• Task directions: Skip the images and return the records below exactly.
-- start Data excerpts --
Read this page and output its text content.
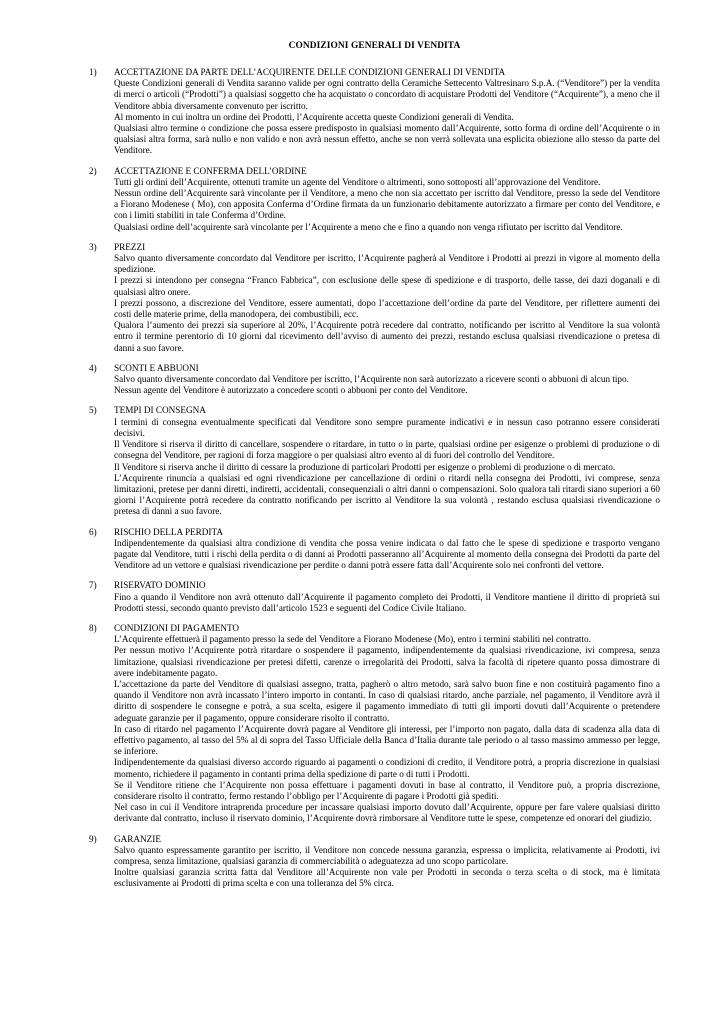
CONDIZIONI GENERALI DI VENDITA
1)	ACCETTAZIONE DA PARTE DELL’ACQUIRENTE DELLE CONDIZIONI GENERALI DI VENDITA

Queste Condizioni generali di Vendita saranno valide per ogni contratto della Ceramiche Settecento Valtresinaro S.p.A. (“Venditore”) per la vendita di merci o articoli (“Prodotti”) a qualsiasi soggetto che ha acquistato o concordato di acquistare Prodotti del Venditore (“Acquirente”), a meno che il Venditore abbia diversamente convenuto per iscritto.

Al momento in cui inoltra un ordine dei Prodotti, l’Acquirente accetta queste Condizioni generali di Vendita.

Qualsiasi altro termine o condizione che possa essere predisposto in qualsiasi momento dall’Acquirente, sotto forma di ordine dell’Acquirente o in qualsiasi altra forma, sarà nullo e non valido e non avrà nessun effetto, anche se non verrà sollevata una esplicita obiezione allo stesso da parte del Venditore.

2)	ACCETTAZIONE E CONFERMA DELL’ORDINE

Tutti gli ordini dell’Acquirente, ottenuti tramite un agente del Venditore o altrimenti, sono sottoposti all’approvazione del Venditore.

Nessun ordine dell’Acquirente sarà vincolante per il Venditore, a meno che non sia accettato per iscritto dal Venditore, presso la sede del Venditore a Fiorano Modenese ( Mo), con apposita Conferma d’Ordine firmata da un funzionario debitamente autorizzato a firmare per conto del Venditore, e con i limiti stabiliti in tale Conferma d’Ordine.

Qualsiasi ordine dell’acquirente sarà vincolante per l’Acquirente a meno che e fino a quando non venga rifiutato per iscritto dal Venditore.

3)	PREZZI

Salvo quanto diversamente concordato dal Venditore per iscritto, l’Acquirente pagherà al Venditore i Prodotti ai prezzi in vigore al momento della spedizione.

I prezzi si intendono per consegna “Franco Fabbrica”, con esclusione delle spese di spedizione e di trasporto, delle tasse, dei dazi doganali e di qualsiasi altro onere.

I prezzi possono, a discrezione del Venditore, essere aumentati, dopo l’accettazione dell’ordine da parte del Venditore, per riflettere aumenti dei costi delle materie prime, della manodopera, dei combustibili, ecc.

Qualora l’aumento dei prezzi sia superiore al 20%, l’Acquirente potrà recedere dal contratto, notificando per iscritto al Venditore la sua volontà entro il termine perentorio di 10 giorni dal ricevimento dell’avviso di aumento dei prezzi, restando esclusa qualsiasi rivendicazione o pretesa di danni a suo favore.

4)	SCONTI E ABBUONI

Salvo quanto diversamente concordato dal Venditore per iscritto, l’Acquirente non sarà autorizzato a ricevere sconti o abbuoni di alcun tipo.

Nessun agente del Venditore è autorizzato a concedere sconti o abbuoni per conto del Venditore.

5)	TEMPI DI CONSEGNA

I termini di consegna eventualmente specificati dal Venditore sono sempre puramente indicativi e in nessun caso potranno essere considerati decisivi.

Il Venditore si riserva il diritto di cancellare, sospendere o ritardare, in tutto o in parte, qualsiasi ordine per esigenze o problemi di produzione o di consegna del Venditore, per ragioni di forza maggiore o per qualsiasi altro evento al di fuori del controllo del Venditore.

Il Venditore si riserva anche il diritto di cessare la produzione di particolari Prodotti per esigenze o problemi di produzione o di mercato.

L’Acquirente rinuncia a qualsiasi ed ogni rivendicazione per cancellazione di ordini o ritardi nella consegna dei Prodotti, ivi comprese, senza limitazioni, pretese per danni diretti, indiretti, accidentali, consequenziali o altri danni o compensazioni. Solo qualora tali ritardi siano superiori a 60 giorni l’Acquirente potrà recedere da contratto notificando per iscritto al Venditore la sua volontà , restando esclusa qualsiasi rivendicazione o pretesa di danni a suo favore.

6)	RISCHIO DELLA PERDITA

Indipendentemente da qualsiasi altra condizione di vendita che possa venire indicata o dal fatto che le spese di spedizione e trasporto vengano pagate dal Venditore, tutti i rischi della perdita o di danni ai Prodotti passeranno all’Acquirente al momento della consegna dei Prodotti da parte del Venditore ad un vettore e qualsiasi rivendicazione per perdite o danni potrà essere fatta dall’Acquirente solo nei confronti del vettore.

7)	RISERVATO DOMINIO

Fino a quando il Venditore non avrà ottenuto dall’Acquirente il pagamento completo dei Prodotti, il Venditore mantiene il diritto di proprietà sui Prodotti stessi, secondo quanto previsto dall’articolo 1523 e seguenti del Codice Civile Italiano.

8)	CONDIZIONI DI PAGAMENTO

L’Acquirente effettuerà il pagamento presso la sede del Venditore a Fiorano Modenese (Mo), entro i termini stabiliti nel contratto.

Per nessun motivo l’Acquirente potrà ritardare o sospendere il pagamento, indipendentemente da qualsiasi rivendicazione, ivi compresa, senza limitazione, qualsiasi rivendicazione per pretesi difetti, carenze o irregolarità dei Prodotti, salva la facoltà di ripetere quanto possa dimostrare di avere indebitamente pagato.

L’accettazione da parte del Venditore di qualsiasi assegno, tratta, pagherò o altro metodo, sarà salvo buon fine e non costituirà pagamento fino a quando il Venditore non avrà incassato l’intero importo in contanti. In caso di qualsiasi ritardo, anche parziale, nel pagamento, il Venditore avrà il diritto di sospendere le consegne e potrà, a sua scelta, esigere il pagamento immediato di tutti gli importi dovuti dall’Acquirente o pretendere adeguate garanzie per il pagamento, oppure considerare risolto il contratto.

In caso di ritardo nel pagamento l’Acquirente dovrà pagare al Venditore gli interessi, per l’importo non pagato, dalla data di scadenza alla data di effettivo pagamento, al tasso del 5% al di sopra del Tasso Ufficiale della Banca d’Italia durante tale periodo o al tasso massimo ammesso per legge, se inferiore.

Indipendentemente da qualsiasi diverso accordo riguardo ai pagamenti o condizioni di credito, il Venditore potrà, a propria discrezione in qualsiasi momento, richiedere il pagamento in contanti prima della spedizione di parte o di tutti i Prodotti.

Se il Venditore ritiene che l’Acquirente non possa effettuare i pagamenti dovuti in base al contratto, il Venditore può, a propria discrezione, considerare risolto il contratto, fermo restando l’obbligo per l’Acquirente di pagare i Prodotti già spediti.

Nel caso in cui il Venditore intraprenda procedure per incassare qualsiasi importo dovuto dall’Acquirente, oppure per fare valere qualsiasi diritto derivante dal contratto, incluso il riservato dominio, l’Acquirente dovrà rimborsare al Venditore tutte le spese, competenze ed onorari del giudizio.

9)	GARANZIE

Salvo quanto espressamente garantito per iscritto, il Venditore non concede nessuna garanzia, espressa o implicita, relativamente ai Prodotti, ivi compresa, senza limitazione, qualsiasi garanzia di commerciabilità o adeguatezza ad uno scopo particolare.

Inoltre qualsiasi garanzia scritta fatta dal Venditore all’Acquirente non vale per Prodotti in seconda o terza scelta o di stock, ma è limitata esclusivamente ai Prodotti di prima scelta e con una tolleranza del 5% circa.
-- end Data excerpts --
• Correct result:
Read this page and output its text content.
CONDIZIONI GENERALI DI VENDITA
1)	ACCETTAZIONE DA PARTE DELL’ACQUIRENTE DELLE CONDIZIONI GENERALI DI VENDITA

Queste Condizioni generali di Vendita saranno valide per ogni contratto della Ceramiche Settecento Valtresinaro S.p.A. (“Venditore”) per la vendita di merci o articoli (“Prodotti”) a qualsiasi soggetto che ha acquistato o concordato di acquistare Prodotti del Venditore (“Acquirente”), a meno che il Venditore abbia diversamente convenuto per iscritto.

Al momento in cui inoltra un ordine dei Prodotti, l’Acquirente accetta queste Condizioni generali di Vendita.

Qualsiasi altro termine o condizione che possa essere predisposto in qualsiasi momento dall’Acquirente, sotto forma di ordine dell’Acquirente o in qualsiasi altra forma, sarà nullo e non valido e non avrà nessun effetto, anche se non verrà sollevata una esplicita obiezione allo stesso da parte del Venditore.

2)	ACCETTAZIONE E CONFERMA DELL’ORDINE

Tutti gli ordini dell’Acquirente, ottenuti tramite un agente del Venditore o altrimenti, sono sottoposti all’approvazione del Venditore.

Nessun ordine dell’Acquirente sarà vincolante per il Venditore, a meno che non sia accettato per iscritto dal Venditore, presso la sede del Venditore a Fiorano Modenese ( Mo), con apposita Conferma d’Ordine firmata da un funzionario debitamente autorizzato a firmare per conto del Venditore, e con i limiti stabiliti in tale Conferma d’Ordine.

Qualsiasi ordine dell’acquirente sarà vincolante per l’Acquirente a meno che e fino a quando non venga rifiutato per iscritto dal Venditore.

3)	PREZZI

Salvo quanto diversamente concordato dal Venditore per iscritto, l’Acquirente pagherà al Venditore i Prodotti ai prezzi in vigore al momento della spedizione.

I prezzi si intendono per consegna “Franco Fabbrica”, con esclusione delle spese di spedizione e di trasporto, delle tasse, dei dazi doganali e di qualsiasi altro onere.

I prezzi possono, a discrezione del Venditore, essere aumentati, dopo l’accettazione dell’ordine da parte del Venditore, per riflettere aumenti dei costi delle materie prime, della manodopera, dei combustibili, ecc.

Qualora l’aumento dei prezzi sia superiore al 20%, l’Acquirente potrà recedere dal contratto, notificando per iscritto al Venditore la sua volontà entro il termine perentorio di 10 giorni dal ricevimento dell’avviso di aumento dei prezzi, restando esclusa qualsiasi rivendicazione o pretesa di danni a suo favore.

4)	SCONTI E ABBUONI

Salvo quanto diversamente concordato dal Venditore per iscritto, l’Acquirente non sarà autorizzato a ricevere sconti o abbuoni di alcun tipo.

Nessun agente del Venditore è autorizzato a concedere sconti o abbuoni per conto del Venditore.

5)	TEMPI DI CONSEGNA

I termini di consegna eventualmente specificati dal Venditore sono sempre puramente indicativi e in nessun caso potranno essere considerati decisivi.

Il Venditore si riserva il diritto di cancellare, sospendere o ritardare, in tutto o in parte, qualsiasi ordine per esigenze o problemi di produzione o di consegna del Venditore, per ragioni di forza maggiore o per qualsiasi altro evento al di fuori del controllo del Venditore.

Il Venditore si riserva anche il diritto di cessare la produzione di particolari Prodotti per esigenze o problemi di produzione o di mercato.

L’Acquirente rinuncia a qualsiasi ed ogni rivendicazione per cancellazione di ordini o ritardi nella consegna dei Prodotti, ivi comprese, senza limitazioni, pretese per danni diretti, indiretti, accidentali, consequenziali o altri danni o compensazioni. Solo qualora tali ritardi siano superiori a 60 giorni l’Acquirente potrà recedere da contratto notificando per iscritto al Venditore la sua volontà , restando esclusa qualsiasi rivendicazione o pretesa di danni a suo favore.

6)	RISCHIO DELLA PERDITA

Indipendentemente da qualsiasi altra condizione di vendita che possa venire indicata o dal fatto che le spese di spedizione e trasporto vengano pagate dal Venditore, tutti i rischi della perdita o di danni ai Prodotti passeranno all’Acquirente al momento della consegna dei Prodotti da parte del Venditore ad un vettore e qualsiasi rivendicazione per perdite o danni potrà essere fatta dall’Acquirente solo nei confronti del vettore.

7)	RISERVATO DOMINIO

Fino a quando il Venditore non avrà ottenuto dall’Acquirente il pagamento completo dei Prodotti, il Venditore mantiene il diritto di proprietà sui Prodotti stessi, secondo quanto previsto dall’articolo 1523 e seguenti del Codice Civile Italiano.

8)	CONDIZIONI DI PAGAMENTO

L’Acquirente effettuerà il pagamento presso la sede del Venditore a Fiorano Modenese (Mo), entro i termini stabiliti nel contratto.

Per nessun motivo l’Acquirente potrà ritardare o sospendere il pagamento, indipendentemente da qualsiasi rivendicazione, ivi compresa, senza limitazione, qualsiasi rivendicazione per pretesi difetti, carenze o irregolarità dei Prodotti, salva la facoltà di ripetere quanto possa dimostrare di avere indebitamente pagato.

L’accettazione da parte del Venditore di qualsiasi assegno, tratta, pagherò o altro metodo, sarà salvo buon fine e non costituirà pagamento fino a quando il Venditore non avrà incassato l’intero importo in contanti. In caso di qualsiasi ritardo, anche parziale, nel pagamento, il Venditore avrà il diritto di sospendere le consegne e potrà, a sua scelta, esigere il pagamento immediato di tutti gli importi dovuti dall’Acquirente o pretendere adeguate garanzie per il pagamento, oppure considerare risolto il contratto.

In caso di ritardo nel pagamento l’Acquirente dovrà pagare al Venditore gli interessi, per l’importo non pagato, dalla data di scadenza alla data di effettivo pagamento, al tasso del 5% al di sopra del Tasso Ufficiale della Banca d’Italia durante tale periodo o al tasso massimo ammesso per legge, se inferiore.

Indipendentemente da qualsiasi diverso accordo riguardo ai pagamenti o condizioni di credito, il Venditore potrà, a propria discrezione in qualsiasi momento, richiedere il pagamento in contanti prima della spedizione di parte o di tutti i Prodotti.

Se il Venditore ritiene che l’Acquirente non possa effettuare i pagamenti dovuti in base al contratto, il Venditore può, a propria discrezione, considerare risolto il contratto, fermo restando l’obbligo per l’Acquirente di pagare i Prodotti già spediti.

Nel caso in cui il Venditore intraprenda procedure per incassare qualsiasi importo dovuto dall’Acquirente, oppure per fare valere qualsiasi diritto derivante dal contratto, incluso il riservato dominio, l’Acquirente dovrà rimborsare al Venditore tutte le spese, competenze ed onorari del giudizio.

9)	GARANZIE

Salvo quanto espressamente garantito per iscritto, il Venditore non concede nessuna garanzia, espressa o implicita, relativamente ai Prodotti, ivi compresa, senza limitazione, qualsiasi garanzia di commerciabilità o adeguatezza ad uno scopo particolare.

Inoltre qualsiasi garanzia scritta fatta dal Venditore all’Acquirente non vale per Prodotti in seconda o terza scelta o di stock, ma è limitata esclusivamente ai Prodotti di prima scelta e con una tolleranza del 5% circa.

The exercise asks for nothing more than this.